Stored records:
———

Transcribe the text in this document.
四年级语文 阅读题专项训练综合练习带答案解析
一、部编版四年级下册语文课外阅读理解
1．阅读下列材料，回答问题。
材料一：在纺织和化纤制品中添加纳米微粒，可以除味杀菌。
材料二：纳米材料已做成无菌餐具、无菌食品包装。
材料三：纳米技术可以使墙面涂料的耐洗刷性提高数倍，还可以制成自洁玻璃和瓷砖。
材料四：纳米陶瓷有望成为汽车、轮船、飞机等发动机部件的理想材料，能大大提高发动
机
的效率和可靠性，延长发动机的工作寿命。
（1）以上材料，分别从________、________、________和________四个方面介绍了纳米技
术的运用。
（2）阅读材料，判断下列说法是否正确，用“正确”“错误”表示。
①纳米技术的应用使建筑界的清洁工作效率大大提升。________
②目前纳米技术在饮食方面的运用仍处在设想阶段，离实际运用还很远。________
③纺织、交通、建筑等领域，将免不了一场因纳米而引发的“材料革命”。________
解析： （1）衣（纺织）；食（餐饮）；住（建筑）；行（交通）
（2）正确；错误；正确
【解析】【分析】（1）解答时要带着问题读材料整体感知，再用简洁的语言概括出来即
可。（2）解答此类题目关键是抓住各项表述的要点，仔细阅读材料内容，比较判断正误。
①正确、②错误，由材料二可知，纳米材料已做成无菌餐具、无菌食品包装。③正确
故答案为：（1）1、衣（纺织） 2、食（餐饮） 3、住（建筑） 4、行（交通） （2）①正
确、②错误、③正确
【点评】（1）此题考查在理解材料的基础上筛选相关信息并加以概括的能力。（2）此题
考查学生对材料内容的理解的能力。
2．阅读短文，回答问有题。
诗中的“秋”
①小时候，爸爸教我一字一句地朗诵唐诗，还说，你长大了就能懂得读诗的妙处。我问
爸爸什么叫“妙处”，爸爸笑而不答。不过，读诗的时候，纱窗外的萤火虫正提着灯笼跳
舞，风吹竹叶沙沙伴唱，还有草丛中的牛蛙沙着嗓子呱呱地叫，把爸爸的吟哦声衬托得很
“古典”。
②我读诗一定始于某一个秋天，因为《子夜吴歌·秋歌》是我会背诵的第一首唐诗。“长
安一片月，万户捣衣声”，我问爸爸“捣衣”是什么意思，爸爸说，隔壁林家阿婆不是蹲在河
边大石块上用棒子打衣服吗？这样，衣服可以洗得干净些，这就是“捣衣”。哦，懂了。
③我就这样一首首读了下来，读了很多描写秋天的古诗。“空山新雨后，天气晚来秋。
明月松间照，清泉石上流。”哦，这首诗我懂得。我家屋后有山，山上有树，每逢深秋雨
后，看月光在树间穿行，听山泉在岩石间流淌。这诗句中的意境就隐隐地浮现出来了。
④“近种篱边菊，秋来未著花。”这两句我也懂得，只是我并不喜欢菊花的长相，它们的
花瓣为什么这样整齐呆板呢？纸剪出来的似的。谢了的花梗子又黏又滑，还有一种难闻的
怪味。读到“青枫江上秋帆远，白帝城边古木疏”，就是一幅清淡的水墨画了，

———

Transcribe every entry exactly.

Expected answer:
Transcribe the text in this document.
四年级语文 阅读题专项训练综合练习带答案解析
一、部编版四年级下册语文课外阅读理解
1．阅读下列材料，回答问题。
材料一：在纺织和化纤制品中添加纳米微粒，可以除味杀菌。
材料二：纳米材料已做成无菌餐具、无菌食品包装。
材料三：纳米技术可以使墙面涂料的耐洗刷性提高数倍，还可以制成自洁玻璃和瓷砖。
材料四：纳米陶瓷有望成为汽车、轮船、飞机等发动机部件的理想材料，能大大提高发动
机
的效率和可靠性，延长发动机的工作寿命。
（1）以上材料，分别从________、________、________和________四个方面介绍了纳米技
术的运用。
（2）阅读材料，判断下列说法是否正确，用“正确”“错误”表示。
①纳米技术的应用使建筑界的清洁工作效率大大提升。________
②目前纳米技术在饮食方面的运用仍处在设想阶段，离实际运用还很远。________
③纺织、交通、建筑等领域，将免不了一场因纳米而引发的“材料革命”。________
解析： （1）衣（纺织）；食（餐饮）；住（建筑）；行（交通）
（2）正确；错误；正确
【解析】【分析】（1）解答时要带着问题读材料整体感知，再用简洁的语言概括出来即
可。（2）解答此类题目关键是抓住各项表述的要点，仔细阅读材料内容，比较判断正误。
①正确、②错误，由材料二可知，纳米材料已做成无菌餐具、无菌食品包装。③正确
故答案为：（1）1、衣（纺织） 2、食（餐饮） 3、住（建筑） 4、行（交通） （2）①正
确、②错误、③正确
【点评】（1）此题考查在理解材料的基础上筛选相关信息并加以概括的能力。（2）此题
考查学生对材料内容的理解的能力。
2．阅读短文，回答问有题。
诗中的“秋”
①小时候，爸爸教我一字一句地朗诵唐诗，还说，你长大了就能懂得读诗的妙处。我问
爸爸什么叫“妙处”，爸爸笑而不答。不过，读诗的时候，纱窗外的萤火虫正提着灯笼跳
舞，风吹竹叶沙沙伴唱，还有草丛中的牛蛙沙着嗓子呱呱地叫，把爸爸的吟哦声衬托得很
“古典”。
②我读诗一定始于某一个秋天，因为《子夜吴歌·秋歌》是我会背诵的第一首唐诗。“长
安一片月，万户捣衣声”，我问爸爸“捣衣”是什么意思，爸爸说，隔壁林家阿婆不是蹲在河
边大石块上用棒子打衣服吗？这样，衣服可以洗得干净些，这就是“捣衣”。哦，懂了。
③我就这样一首首读了下来，读了很多描写秋天的古诗。“空山新雨后，天气晚来秋。
明月松间照，清泉石上流。”哦，这首诗我懂得。我家屋后有山，山上有树，每逢深秋雨
后，看月光在树间穿行，听山泉在岩石间流淌。这诗句中的意境就隐隐地浮现出来了。
④“近种篱边菊，秋来未著花。”这两句我也懂得，只是我并不喜欢菊花的长相，它们的
花瓣为什么这样整齐呆板呢？纸剪出来的似的。谢了的花梗子又黏又滑，还有一种难闻的
怪味。读到“青枫江上秋帆远，白帝城边古木疏”，就是一幅清淡的水墨画了，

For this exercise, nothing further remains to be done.